_ACTION ITEM:_ The following entries are to be repeated exactly, and the pictures are to be left behind.

▼▼▼

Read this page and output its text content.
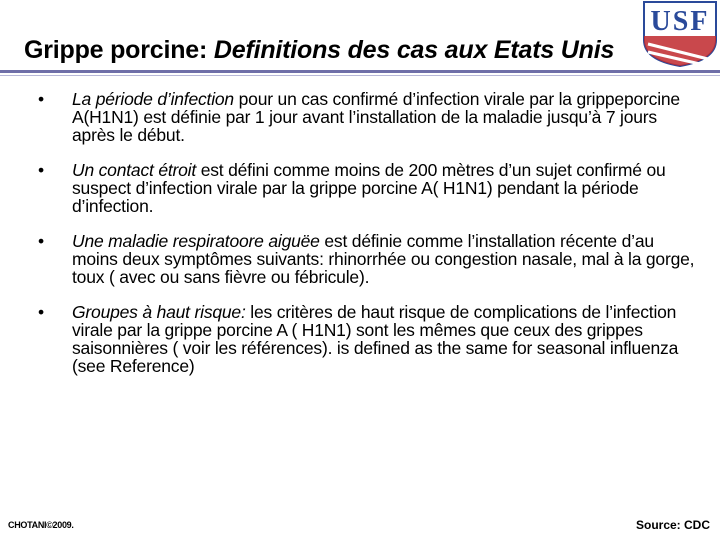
Grippe porcine: Definitions des cas aux Etats Unis
USF
• La période d’infection pour un cas confirmé d’infection virale par la grippeporcine A(H1N1) est définie par 1 jour avant l’installation de la maladie jusqu’à 7 jours après le début.
• Un contact étroit est défini comme moins de 200 mètres d’un sujet confirmé ou suspect d’infection virale par la grippe porcine A( H1N1) pendant la période d’infection.
• Une maladie respiratoore aiguëe est définie comme l’installation récente d’au moins deux symptômes suivants: rhinorrhée ou congestion nasale, mal à la gorge, toux ( avec ou sans fièvre ou fébricule).
• Groupes à haut risque: les critères de haut risque de complications de l’infection virale par la grippe porcine A ( H1N1) sont les mêmes que ceux des grippes saisonnières ( voir les références). is defined as the same for seasonal influenza (see Reference)
CHOTANI©2009.	Source: CDC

▲▲▲

_WRITTEN ANSWER:_
Read this page and output its text content.
Grippe porcine: Definitions des cas aux Etats Unis
USF
• La période d’infection pour un cas confirmé d’infection virale par la grippeporcine A(H1N1) est définie par 1 jour avant l’installation de la maladie jusqu’à 7 jours après le début.
• Un contact étroit est défini comme moins de 200 mètres d’un sujet confirmé ou suspect d’infection virale par la grippe porcine A( H1N1) pendant la période d’infection.
• Une maladie respiratoore aiguëe est définie comme l’installation récente d’au moins deux symptômes suivants: rhinorrhée ou congestion nasale, mal à la gorge, toux ( avec ou sans fièvre ou fébricule).
• Groupes à haut risque: les critères de haut risque de complications de l’infection virale par la grippe porcine A ( H1N1) sont les mêmes que ceux des grippes saisonnières ( voir les références). is defined as the same for seasonal influenza (see Reference)
CHOTANI©2009.	Source: CDC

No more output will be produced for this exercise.